In this study, two phases were conducted to investigate the direct injection of gaseous CO₂ into cement mortar. The aim was to advance carbon capture, utilization, and storage (CCUS) technology by harnessing industrial waste CO₂ from the domestic ready-mixed concrete industry. In the first phase, the factors influencing the physical properties of cement mortar when using gaseous CO₂ were identified. This included a review of materials to achieve physical properties comparable to a reference formulation. As a result of this phase, it was confirmed that traditional approaches, such as adjusting the water-to-cement ratio, had limitations in achieving the desired physical properties. Consequently, the second phase focused on the optimization of CO₂-injected mortar. This involved studying the CO₂ application and mixing method for cement mortar. Changes in properties were observed when gaseous CO₂ was injected into the mortar. The optimal injection quantity and time to enhance the compressive strength of mortar were determinded. As a result, this study indicated that an extra mixing time exceeding 120 seconds was necessary, compared to conventional mortar. The optimal CO₂ injection rate was identified as 0.1 to 0.2 % by weight of cement, taking both flowability and compressive strength performance into account. Increasing the CO₂ injection time did not further enhance strength. For this approach to be employed as a CCUS technology, additional studies are required, including a microstructural analysis evaluating the amount of immobilized CO₂.

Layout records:
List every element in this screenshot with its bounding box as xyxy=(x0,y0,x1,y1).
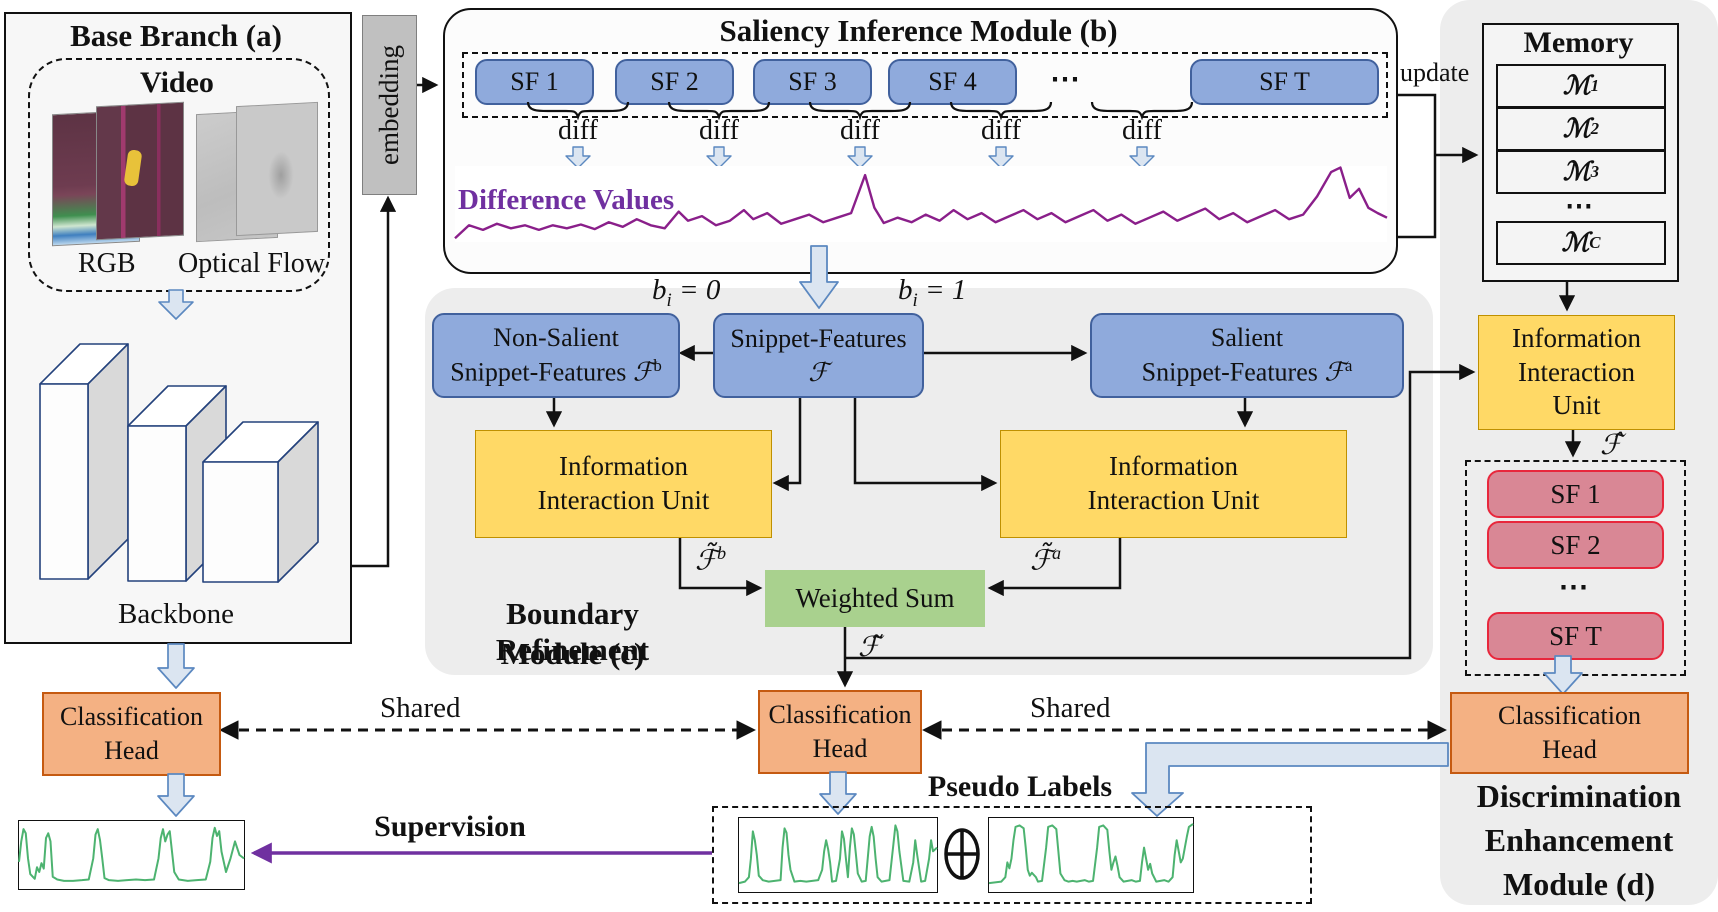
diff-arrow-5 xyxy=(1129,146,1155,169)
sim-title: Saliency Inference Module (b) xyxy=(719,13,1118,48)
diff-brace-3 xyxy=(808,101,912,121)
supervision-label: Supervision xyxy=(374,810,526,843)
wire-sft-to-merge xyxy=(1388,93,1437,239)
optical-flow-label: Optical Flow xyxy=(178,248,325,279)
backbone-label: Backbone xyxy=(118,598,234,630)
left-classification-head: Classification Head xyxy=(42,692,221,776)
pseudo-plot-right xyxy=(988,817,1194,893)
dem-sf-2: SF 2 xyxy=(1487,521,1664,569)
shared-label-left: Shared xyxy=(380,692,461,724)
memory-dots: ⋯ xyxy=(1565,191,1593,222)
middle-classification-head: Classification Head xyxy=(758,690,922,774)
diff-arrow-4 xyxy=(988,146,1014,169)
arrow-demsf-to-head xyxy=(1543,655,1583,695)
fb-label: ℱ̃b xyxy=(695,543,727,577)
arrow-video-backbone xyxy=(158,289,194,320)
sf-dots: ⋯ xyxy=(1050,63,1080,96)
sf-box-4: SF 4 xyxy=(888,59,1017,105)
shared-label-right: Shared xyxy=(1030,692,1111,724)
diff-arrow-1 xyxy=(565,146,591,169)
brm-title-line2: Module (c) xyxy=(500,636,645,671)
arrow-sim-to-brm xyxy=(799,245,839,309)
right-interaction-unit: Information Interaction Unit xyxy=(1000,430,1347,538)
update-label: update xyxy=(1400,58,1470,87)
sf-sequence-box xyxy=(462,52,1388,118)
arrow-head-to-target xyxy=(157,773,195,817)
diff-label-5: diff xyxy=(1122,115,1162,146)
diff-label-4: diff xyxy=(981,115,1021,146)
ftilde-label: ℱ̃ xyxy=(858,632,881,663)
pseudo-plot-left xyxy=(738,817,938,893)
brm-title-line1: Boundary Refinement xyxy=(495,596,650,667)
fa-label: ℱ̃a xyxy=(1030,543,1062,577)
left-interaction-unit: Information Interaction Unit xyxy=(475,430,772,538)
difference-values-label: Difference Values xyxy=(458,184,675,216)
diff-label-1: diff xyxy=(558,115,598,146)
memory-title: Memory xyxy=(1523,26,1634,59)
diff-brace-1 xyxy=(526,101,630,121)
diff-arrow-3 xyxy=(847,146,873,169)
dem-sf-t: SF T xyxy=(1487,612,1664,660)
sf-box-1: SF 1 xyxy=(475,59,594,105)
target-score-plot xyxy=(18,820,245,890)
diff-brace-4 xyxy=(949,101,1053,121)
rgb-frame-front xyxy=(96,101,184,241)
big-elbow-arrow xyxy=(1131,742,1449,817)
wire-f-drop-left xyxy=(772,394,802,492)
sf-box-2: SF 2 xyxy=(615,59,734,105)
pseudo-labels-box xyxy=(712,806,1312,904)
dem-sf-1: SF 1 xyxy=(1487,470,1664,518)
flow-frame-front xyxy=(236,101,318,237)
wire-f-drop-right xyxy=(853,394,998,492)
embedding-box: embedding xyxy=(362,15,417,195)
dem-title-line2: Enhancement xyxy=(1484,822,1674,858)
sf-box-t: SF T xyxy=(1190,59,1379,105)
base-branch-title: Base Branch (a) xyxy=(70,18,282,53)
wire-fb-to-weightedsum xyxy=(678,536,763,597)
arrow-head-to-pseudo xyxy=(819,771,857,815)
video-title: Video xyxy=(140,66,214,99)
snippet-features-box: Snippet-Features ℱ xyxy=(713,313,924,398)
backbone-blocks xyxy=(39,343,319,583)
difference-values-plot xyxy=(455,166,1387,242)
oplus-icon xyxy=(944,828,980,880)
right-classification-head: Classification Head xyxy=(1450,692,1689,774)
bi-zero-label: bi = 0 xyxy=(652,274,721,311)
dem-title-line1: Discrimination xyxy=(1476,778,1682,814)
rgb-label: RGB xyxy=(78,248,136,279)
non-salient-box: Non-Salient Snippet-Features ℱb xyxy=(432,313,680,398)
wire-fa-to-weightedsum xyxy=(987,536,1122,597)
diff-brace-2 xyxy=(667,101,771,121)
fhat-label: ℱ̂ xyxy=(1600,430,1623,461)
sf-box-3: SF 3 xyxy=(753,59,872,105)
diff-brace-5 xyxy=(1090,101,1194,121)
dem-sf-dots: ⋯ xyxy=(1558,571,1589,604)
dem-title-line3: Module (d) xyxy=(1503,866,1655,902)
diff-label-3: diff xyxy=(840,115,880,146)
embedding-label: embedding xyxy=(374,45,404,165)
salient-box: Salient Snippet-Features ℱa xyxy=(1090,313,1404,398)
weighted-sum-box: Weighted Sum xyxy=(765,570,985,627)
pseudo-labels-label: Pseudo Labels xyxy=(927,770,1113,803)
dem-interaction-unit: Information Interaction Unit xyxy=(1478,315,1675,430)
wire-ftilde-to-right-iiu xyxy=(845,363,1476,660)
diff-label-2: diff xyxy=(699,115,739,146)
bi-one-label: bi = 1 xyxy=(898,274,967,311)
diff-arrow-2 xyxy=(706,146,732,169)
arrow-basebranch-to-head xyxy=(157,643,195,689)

## Required work
1. Set down the CO₂ mortar excerpt in full, word for word.
2. From the listing, extract the lines between the line holding "diff-arrow-5 xyxy=(1129,146,1155,169)" and the line holding "arrow-sim-to-brm xyxy=(799,245,839,309)", inclusive, reproducing them verbatim.
The CO₂ mortar excerpt has no connection to the listing.

## Results
1.
In this study, two phases were conducted to investigate the direct injection of gaseous CO₂ into cement mortar. The aim was to advance carbon capture, utilization, and storage (CCUS) technology by harnessing industrial waste CO₂ from the domestic ready-mixed concrete industry. In the first phase, the factors influencing the physical properties of cement mortar when using gaseous CO₂ were identified. This included a review of materials to achieve physical properties comparable to a reference formulation. As a result of this phase, it was confirmed that traditional approaches, such as adjusting the water-to-cement ratio, had limitations in achieving the desired physical properties. Consequently, the second phase focused on the optimization of CO₂-injected mortar. This involved studying the CO₂ application and mixing method for cement mortar. Changes in properties were observed when gaseous CO₂ was injected into the mortar. The optimal injection quantity and time to enhance the compressive strength of mortar were determinded. As a result, this study indicated that an extra mixing time exceeding 120 seconds was necessary, compared to conventional mortar. The optimal CO₂ injection rate was identified as 0.1 to 0.2 % by weight of cement, taking both flowability and compressive strength performance into account. Increasing the CO₂ injection time did not further enhance strength. For this approach to be employed as a CCUS technology, additional studies are required, including a microstructural analysis evaluating the amount of immobilized CO₂.

2.
diff-arrow-5 xyxy=(1129,146,1155,169)
sim-title: Saliency Inference Module (b) xyxy=(719,13,1118,48)
diff-brace-3 xyxy=(808,101,912,121)
supervision-label: Supervision xyxy=(374,810,526,843)
wire-sft-to-merge xyxy=(1388,93,1437,239)
optical-flow-label: Optical Flow xyxy=(178,248,325,279)
backbone-label: Backbone xyxy=(118,598,234,630)
left-classification-head: Classification Head xyxy=(42,692,221,776)
pseudo-plot-right xyxy=(988,817,1194,893)
dem-sf-2: SF 2 xyxy=(1487,521,1664,569)
shared-label-left: Shared xyxy=(380,692,461,724)
memory-dots: ⋯ xyxy=(1565,191,1593,222)
middle-classification-head: Classification Head xyxy=(758,690,922,774)
diff-arrow-4 xyxy=(988,146,1014,169)
arrow-demsf-to-head xyxy=(1543,655,1583,695)
fb-label: ℱ̃b xyxy=(695,543,727,577)
arrow-video-backbone xyxy=(158,289,194,320)
sf-dots: ⋯ xyxy=(1050,63,1080,96)
sf-box-4: SF 4 xyxy=(888,59,1017,105)
shared-label-right: Shared xyxy=(1030,692,1111,724)
diff-arrow-1 xyxy=(565,146,591,169)
brm-title-line2: Module (c) xyxy=(500,636,645,671)
arrow-sim-to-brm xyxy=(799,245,839,309)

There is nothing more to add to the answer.